Aim: Return, character for character, the lines from the one bearing "Extract the structured" through the end of the material. Omit everything before that line.

Dataset:
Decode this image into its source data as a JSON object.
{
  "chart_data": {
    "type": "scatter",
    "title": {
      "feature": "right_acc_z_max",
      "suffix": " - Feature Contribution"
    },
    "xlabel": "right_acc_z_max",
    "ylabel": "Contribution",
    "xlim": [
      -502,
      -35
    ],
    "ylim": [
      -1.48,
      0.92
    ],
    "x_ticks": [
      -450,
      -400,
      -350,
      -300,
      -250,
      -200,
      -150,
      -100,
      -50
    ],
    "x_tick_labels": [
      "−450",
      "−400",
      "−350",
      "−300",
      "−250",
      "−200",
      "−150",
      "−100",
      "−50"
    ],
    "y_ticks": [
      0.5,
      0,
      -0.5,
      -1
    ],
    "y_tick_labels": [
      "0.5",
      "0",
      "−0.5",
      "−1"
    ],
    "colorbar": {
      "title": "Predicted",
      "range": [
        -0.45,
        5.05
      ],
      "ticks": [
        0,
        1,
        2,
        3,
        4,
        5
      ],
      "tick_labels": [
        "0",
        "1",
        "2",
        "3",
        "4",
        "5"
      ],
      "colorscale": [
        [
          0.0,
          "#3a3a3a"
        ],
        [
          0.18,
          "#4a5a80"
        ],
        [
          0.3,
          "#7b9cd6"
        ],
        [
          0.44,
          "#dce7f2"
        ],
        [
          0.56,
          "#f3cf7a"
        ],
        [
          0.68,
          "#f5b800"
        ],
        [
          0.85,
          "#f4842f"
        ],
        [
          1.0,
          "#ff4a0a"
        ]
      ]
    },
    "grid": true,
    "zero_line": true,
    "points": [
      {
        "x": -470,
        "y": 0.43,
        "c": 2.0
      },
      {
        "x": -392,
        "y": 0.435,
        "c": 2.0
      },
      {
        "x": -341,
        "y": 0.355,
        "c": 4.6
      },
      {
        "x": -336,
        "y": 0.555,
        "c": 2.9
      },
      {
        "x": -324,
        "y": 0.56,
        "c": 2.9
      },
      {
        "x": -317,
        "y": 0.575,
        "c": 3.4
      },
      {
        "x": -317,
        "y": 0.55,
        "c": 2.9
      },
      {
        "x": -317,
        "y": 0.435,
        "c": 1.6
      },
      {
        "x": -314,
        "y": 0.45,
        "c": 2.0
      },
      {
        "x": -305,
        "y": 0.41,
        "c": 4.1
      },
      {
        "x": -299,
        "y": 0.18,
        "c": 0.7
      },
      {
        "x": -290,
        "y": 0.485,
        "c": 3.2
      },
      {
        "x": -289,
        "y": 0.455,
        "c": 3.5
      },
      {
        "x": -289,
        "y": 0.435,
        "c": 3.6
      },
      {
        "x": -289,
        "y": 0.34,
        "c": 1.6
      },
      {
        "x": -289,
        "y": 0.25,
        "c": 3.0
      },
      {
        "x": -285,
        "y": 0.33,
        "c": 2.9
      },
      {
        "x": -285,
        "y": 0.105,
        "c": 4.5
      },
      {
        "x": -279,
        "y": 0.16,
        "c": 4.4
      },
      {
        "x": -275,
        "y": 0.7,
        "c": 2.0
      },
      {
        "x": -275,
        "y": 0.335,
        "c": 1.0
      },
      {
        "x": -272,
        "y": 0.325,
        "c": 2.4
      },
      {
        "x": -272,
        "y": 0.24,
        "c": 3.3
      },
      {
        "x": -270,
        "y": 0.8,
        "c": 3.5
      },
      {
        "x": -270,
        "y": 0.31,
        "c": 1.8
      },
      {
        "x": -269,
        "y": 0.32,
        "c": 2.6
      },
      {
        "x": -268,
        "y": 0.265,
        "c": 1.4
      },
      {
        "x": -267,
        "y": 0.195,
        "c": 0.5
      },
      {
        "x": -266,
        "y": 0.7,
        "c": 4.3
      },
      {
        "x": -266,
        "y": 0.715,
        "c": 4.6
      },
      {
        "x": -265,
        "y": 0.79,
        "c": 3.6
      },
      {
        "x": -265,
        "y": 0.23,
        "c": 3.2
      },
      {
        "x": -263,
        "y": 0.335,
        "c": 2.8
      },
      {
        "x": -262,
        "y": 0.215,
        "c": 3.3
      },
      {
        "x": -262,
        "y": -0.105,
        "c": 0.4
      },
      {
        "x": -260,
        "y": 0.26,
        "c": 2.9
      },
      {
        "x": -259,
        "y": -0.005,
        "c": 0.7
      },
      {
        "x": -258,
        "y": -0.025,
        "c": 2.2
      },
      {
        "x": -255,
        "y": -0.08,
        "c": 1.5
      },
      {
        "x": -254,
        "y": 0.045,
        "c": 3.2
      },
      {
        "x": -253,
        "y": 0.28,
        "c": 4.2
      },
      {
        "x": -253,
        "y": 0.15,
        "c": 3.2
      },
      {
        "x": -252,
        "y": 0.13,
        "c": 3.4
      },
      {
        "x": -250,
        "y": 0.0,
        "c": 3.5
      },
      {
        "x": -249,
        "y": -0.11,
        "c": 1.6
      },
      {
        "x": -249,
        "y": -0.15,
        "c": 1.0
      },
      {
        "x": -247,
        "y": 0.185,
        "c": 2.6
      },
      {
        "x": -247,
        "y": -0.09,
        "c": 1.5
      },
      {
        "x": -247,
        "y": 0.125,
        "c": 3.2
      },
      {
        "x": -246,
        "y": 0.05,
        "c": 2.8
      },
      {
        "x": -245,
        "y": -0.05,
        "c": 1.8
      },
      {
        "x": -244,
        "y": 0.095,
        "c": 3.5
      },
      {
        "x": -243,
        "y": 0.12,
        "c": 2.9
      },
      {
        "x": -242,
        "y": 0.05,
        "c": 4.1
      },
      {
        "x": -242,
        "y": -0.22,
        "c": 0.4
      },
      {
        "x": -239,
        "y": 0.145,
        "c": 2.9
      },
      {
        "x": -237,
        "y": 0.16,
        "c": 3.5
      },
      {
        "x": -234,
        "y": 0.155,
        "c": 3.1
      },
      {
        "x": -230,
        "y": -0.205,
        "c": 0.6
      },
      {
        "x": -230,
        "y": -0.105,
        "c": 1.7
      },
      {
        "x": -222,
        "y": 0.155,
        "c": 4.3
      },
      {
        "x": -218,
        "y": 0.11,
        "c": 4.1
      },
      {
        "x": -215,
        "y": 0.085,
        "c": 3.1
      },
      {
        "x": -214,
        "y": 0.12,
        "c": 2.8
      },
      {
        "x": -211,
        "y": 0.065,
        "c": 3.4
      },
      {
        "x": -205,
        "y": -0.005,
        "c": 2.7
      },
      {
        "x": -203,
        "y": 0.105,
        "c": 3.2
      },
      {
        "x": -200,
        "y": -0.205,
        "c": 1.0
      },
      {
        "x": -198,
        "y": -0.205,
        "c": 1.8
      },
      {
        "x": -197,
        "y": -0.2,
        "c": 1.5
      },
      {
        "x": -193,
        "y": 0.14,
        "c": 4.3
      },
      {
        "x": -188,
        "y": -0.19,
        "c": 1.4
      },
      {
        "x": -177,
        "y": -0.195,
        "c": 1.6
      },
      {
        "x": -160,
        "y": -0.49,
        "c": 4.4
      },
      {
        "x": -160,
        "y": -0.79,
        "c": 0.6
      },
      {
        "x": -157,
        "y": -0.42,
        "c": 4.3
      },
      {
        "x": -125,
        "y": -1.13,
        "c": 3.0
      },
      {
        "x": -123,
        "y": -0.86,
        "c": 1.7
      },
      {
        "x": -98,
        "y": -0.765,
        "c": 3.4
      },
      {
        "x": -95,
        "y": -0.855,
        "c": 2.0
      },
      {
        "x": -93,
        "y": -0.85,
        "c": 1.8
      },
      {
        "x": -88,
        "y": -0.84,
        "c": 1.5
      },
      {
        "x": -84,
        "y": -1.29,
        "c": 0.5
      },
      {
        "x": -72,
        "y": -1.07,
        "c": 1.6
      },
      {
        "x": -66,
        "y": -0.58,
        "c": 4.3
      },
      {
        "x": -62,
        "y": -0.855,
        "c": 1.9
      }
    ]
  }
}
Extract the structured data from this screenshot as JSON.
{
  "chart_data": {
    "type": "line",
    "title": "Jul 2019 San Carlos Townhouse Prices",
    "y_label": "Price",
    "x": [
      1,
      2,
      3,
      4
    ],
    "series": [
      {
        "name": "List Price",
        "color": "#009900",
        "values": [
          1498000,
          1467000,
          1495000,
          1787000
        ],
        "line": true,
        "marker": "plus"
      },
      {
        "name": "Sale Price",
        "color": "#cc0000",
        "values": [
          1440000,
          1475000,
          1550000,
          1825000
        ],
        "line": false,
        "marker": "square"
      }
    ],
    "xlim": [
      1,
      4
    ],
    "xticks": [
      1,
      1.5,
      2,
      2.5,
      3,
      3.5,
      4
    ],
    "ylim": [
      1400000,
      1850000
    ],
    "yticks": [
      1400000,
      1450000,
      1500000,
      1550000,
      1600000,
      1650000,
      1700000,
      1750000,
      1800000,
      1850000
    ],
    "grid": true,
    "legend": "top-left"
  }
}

Solution for this exercise:
Extract the structured data from this screenshot as JSON.
{
  "chart_data": {
    "type": "line",
    "title": "Jul 2019 San Carlos Townhouse Prices",
    "y_label": "Price",
    "x": [
      1,
      2,
      3,
      4
    ],
    "series": [
      {
        "name": "List Price",
        "color": "#009900",
        "values": [
          1498000,
          1467000,
          1495000,
          1787000
        ],
        "line": true,
        "marker": "plus"
      },
      {
        "name": "Sale Price",
        "color": "#cc0000",
        "values": [
          1440000,
          1475000,
          1550000,
          1825000
        ],
        "line": false,
        "marker": "square"
      }
    ],
    "xlim": [
      1,
      4
    ],
    "xticks": [
      1,
      1.5,
      2,
      2.5,
      3,
      3.5,
      4
    ],
    "ylim": [
      1400000,
      1850000
    ],
    "yticks": [
      1400000,
      1450000,
      1500000,
      1550000,
      1600000,
      1650000,
      1700000,
      1750000,
      1800000,
      1850000
    ],
    "grid": true,
    "legend": "top-left"
  }
}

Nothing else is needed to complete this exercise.